• Goal: Find the word "High" in the listing; pull out each line holding it.

Stored items from a collection
•••
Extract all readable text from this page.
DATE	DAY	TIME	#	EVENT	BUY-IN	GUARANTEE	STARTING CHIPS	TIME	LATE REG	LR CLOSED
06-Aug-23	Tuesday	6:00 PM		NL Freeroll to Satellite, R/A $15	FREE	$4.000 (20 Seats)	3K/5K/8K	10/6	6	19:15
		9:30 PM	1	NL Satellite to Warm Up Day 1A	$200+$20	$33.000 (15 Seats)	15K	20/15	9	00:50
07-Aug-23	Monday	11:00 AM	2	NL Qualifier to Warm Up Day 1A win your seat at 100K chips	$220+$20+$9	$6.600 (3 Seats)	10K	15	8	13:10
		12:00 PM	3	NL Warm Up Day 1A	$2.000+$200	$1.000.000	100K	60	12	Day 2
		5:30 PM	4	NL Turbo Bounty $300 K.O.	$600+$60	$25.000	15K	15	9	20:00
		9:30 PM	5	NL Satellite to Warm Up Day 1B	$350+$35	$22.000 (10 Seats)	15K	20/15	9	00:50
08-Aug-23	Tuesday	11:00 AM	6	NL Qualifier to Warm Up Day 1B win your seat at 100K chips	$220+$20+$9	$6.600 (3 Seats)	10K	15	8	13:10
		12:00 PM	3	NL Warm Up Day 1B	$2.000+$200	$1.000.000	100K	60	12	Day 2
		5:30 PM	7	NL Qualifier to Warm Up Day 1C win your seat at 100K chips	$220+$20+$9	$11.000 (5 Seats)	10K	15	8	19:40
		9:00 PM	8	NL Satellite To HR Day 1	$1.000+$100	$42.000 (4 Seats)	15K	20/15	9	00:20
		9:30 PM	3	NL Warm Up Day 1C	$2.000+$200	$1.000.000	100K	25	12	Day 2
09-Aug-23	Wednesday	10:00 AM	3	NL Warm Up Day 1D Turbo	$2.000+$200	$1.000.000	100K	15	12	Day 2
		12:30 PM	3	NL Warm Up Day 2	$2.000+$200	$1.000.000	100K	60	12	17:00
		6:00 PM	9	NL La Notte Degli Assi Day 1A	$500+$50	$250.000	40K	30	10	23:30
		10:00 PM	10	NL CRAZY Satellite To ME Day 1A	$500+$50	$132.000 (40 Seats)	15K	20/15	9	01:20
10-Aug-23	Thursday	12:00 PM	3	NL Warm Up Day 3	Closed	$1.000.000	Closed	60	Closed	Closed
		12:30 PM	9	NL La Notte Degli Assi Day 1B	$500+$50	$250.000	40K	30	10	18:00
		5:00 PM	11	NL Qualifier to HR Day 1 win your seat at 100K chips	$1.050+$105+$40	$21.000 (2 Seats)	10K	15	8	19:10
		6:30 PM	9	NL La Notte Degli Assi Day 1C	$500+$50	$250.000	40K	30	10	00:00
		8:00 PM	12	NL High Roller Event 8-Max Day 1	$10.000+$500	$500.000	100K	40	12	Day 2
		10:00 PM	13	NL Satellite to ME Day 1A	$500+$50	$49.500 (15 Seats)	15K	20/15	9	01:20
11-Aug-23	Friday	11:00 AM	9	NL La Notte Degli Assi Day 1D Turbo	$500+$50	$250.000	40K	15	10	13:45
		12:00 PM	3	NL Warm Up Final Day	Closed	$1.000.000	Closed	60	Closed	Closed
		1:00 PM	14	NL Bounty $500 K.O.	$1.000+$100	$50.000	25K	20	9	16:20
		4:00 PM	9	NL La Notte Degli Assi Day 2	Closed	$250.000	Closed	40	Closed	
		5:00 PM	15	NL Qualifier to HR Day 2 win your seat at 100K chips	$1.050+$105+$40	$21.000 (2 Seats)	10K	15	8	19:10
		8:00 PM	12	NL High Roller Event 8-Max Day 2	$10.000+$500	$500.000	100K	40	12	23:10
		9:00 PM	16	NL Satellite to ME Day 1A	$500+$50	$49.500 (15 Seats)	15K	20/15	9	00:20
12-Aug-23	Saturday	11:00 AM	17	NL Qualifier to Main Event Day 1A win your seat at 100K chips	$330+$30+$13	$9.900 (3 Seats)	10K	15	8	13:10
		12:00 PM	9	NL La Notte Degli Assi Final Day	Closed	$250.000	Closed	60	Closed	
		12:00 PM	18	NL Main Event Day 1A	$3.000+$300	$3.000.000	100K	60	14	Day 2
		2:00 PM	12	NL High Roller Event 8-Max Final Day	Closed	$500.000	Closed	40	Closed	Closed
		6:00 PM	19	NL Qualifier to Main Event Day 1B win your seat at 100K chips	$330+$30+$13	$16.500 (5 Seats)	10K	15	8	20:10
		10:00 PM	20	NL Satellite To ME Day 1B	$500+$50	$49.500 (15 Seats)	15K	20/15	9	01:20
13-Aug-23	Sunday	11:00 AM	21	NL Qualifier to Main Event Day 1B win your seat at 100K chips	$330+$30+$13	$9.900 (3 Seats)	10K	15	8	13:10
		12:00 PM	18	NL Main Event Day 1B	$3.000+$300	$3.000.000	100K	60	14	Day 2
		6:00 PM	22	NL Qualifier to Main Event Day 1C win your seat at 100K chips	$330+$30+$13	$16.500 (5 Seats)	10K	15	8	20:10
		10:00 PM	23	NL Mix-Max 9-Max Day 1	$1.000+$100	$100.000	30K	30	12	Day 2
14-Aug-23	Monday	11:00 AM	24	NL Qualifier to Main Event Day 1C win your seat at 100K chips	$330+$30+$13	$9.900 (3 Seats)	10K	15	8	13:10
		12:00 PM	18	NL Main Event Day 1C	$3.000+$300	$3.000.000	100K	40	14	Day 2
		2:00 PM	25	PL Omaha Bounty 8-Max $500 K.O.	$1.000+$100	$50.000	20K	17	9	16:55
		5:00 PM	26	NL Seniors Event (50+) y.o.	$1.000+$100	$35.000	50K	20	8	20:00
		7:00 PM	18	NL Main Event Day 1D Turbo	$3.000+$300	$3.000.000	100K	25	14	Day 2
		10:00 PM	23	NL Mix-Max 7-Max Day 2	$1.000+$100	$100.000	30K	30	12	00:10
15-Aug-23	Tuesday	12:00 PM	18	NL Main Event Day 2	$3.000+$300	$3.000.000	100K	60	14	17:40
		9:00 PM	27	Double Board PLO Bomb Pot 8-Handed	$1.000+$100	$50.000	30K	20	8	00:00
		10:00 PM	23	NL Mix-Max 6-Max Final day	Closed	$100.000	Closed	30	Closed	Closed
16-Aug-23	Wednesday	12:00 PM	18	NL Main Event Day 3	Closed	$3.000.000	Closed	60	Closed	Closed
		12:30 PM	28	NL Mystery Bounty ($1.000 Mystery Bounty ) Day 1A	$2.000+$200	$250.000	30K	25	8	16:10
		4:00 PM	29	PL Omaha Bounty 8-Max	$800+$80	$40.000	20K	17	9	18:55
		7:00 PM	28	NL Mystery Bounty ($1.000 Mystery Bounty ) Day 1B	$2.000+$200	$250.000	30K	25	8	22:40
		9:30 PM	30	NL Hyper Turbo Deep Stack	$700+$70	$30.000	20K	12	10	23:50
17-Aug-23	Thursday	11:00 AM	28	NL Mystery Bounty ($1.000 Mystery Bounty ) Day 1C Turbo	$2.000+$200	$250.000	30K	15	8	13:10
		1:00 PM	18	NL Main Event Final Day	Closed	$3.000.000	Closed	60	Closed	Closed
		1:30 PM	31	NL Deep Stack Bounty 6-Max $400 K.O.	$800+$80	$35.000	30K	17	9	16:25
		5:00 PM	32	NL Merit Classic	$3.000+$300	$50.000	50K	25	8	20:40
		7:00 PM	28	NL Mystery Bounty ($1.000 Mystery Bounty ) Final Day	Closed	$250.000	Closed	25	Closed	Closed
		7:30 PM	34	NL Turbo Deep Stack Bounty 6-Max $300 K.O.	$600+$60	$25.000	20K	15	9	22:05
•••
• Solution to this task:
		8:00 PM	12	NL High Roller Event 8-Max Day 1	$10.000+$500	$500.000	100K	40	12	Day 2
		8:00 PM	12	NL High Roller Event 8-Max Day 2	$10.000+$500	$500.000	100K	40	12	23:10
		2:00 PM	12	NL High Roller Event 8-Max Final Day	Closed	$500.000	Closed	40	Closed	Closed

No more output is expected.